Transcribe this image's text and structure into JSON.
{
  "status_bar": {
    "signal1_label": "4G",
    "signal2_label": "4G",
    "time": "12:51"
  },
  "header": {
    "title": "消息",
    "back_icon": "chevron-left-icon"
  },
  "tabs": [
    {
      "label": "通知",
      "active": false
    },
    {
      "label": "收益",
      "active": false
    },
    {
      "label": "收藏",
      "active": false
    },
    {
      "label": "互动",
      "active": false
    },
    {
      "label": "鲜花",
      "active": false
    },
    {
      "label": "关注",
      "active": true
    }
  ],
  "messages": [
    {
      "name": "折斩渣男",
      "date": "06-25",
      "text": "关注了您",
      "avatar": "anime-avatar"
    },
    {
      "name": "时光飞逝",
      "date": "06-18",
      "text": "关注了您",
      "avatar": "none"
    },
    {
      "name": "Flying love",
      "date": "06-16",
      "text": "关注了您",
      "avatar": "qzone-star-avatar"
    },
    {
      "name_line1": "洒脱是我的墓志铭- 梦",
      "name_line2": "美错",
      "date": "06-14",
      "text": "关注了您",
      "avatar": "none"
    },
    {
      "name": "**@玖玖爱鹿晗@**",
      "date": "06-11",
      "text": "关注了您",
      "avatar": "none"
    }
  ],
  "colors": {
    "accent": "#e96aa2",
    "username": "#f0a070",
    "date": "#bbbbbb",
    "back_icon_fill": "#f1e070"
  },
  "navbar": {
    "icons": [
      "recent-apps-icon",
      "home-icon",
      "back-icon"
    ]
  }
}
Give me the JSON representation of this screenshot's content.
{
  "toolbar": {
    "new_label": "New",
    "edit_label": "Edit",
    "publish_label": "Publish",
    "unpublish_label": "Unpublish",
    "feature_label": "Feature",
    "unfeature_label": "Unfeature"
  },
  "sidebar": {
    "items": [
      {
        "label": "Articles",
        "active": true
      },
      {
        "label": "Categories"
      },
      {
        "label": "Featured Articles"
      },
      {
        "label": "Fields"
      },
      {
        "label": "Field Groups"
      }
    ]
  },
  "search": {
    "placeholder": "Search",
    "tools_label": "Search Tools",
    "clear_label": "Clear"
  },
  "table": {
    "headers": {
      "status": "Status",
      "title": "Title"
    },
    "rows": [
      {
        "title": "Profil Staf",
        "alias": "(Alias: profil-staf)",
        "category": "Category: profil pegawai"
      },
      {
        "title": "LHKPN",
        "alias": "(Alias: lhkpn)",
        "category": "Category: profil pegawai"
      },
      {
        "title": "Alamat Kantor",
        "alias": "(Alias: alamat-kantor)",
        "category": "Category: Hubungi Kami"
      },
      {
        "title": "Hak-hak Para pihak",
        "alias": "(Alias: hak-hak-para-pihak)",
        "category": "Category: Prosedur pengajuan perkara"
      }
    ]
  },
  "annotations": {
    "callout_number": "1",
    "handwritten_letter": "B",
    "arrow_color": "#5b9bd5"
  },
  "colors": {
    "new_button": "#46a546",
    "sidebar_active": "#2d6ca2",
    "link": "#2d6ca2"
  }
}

Goal: Every record shown above should be written out again exactly.

Completed exercise:
Transcribe this image's text and structure into JSON.
{
  "status_bar": {
    "signal1_label": "4G",
    "signal2_label": "4G",
    "time": "12:51"
  },
  "header": {
    "title": "消息",
    "back_icon": "chevron-left-icon"
  },
  "tabs": [
    {
      "label": "通知",
      "active": false
    },
    {
      "label": "收益",
      "active": false
    },
    {
      "label": "收藏",
      "active": false
    },
    {
      "label": "互动",
      "active": false
    },
    {
      "label": "鲜花",
      "active": false
    },
    {
      "label": "关注",
      "active": true
    }
  ],
  "messages": [
    {
      "name": "折斩渣男",
      "date": "06-25",
      "text": "关注了您",
      "avatar": "anime-avatar"
    },
    {
      "name": "时光飞逝",
      "date": "06-18",
      "text": "关注了您",
      "avatar": "none"
    },
    {
      "name": "Flying love",
      "date": "06-16",
      "text": "关注了您",
      "avatar": "qzone-star-avatar"
    },
    {
      "name_line1": "洒脱是我的墓志铭- 梦",
      "name_line2": "美错",
      "date": "06-14",
      "text": "关注了您",
      "avatar": "none"
    },
    {
      "name": "**@玖玖爱鹿晗@**",
      "date": "06-11",
      "text": "关注了您",
      "avatar": "none"
    }
  ],
  "colors": {
    "accent": "#e96aa2",
    "username": "#f0a070",
    "date": "#bbbbbb",
    "back_icon_fill": "#f1e070"
  },
  "navbar": {
    "icons": [
      "recent-apps-icon",
      "home-icon",
      "back-icon"
    ]
  }
}
Give me the JSON representation of this screenshot's content.
{
  "toolbar": {
    "new_label": "New",
    "edit_label": "Edit",
    "publish_label": "Publish",
    "unpublish_label": "Unpublish",
    "feature_label": "Feature",
    "unfeature_label": "Unfeature"
  },
  "sidebar": {
    "items": [
      {
        "label": "Articles",
        "active": true
      },
      {
        "label": "Categories"
      },
      {
        "label": "Featured Articles"
      },
      {
        "label": "Fields"
      },
      {
        "label": "Field Groups"
      }
    ]
  },
  "search": {
    "placeholder": "Search",
    "tools_label": "Search Tools",
    "clear_label": "Clear"
  },
  "table": {
    "headers": {
      "status": "Status",
      "title": "Title"
    },
    "rows": [
      {
        "title": "Profil Staf",
        "alias": "(Alias: profil-staf)",
        "category": "Category: profil pegawai"
      },
      {
        "title": "LHKPN",
        "alias": "(Alias: lhkpn)",
        "category": "Category: profil pegawai"
      },
      {
        "title": "Alamat Kantor",
        "alias": "(Alias: alamat-kantor)",
        "category": "Category: Hubungi Kami"
      },
      {
        "title": "Hak-hak Para pihak",
        "alias": "(Alias: hak-hak-para-pihak)",
        "category": "Category: Prosedur pengajuan perkara"
      }
    ]
  },
  "annotations": {
    "callout_number": "1",
    "handwritten_letter": "B",
    "arrow_color": "#5b9bd5"
  },
  "colors": {
    "new_button": "#46a546",
    "sidebar_active": "#2d6ca2",
    "link": "#2d6ca2"
  }
}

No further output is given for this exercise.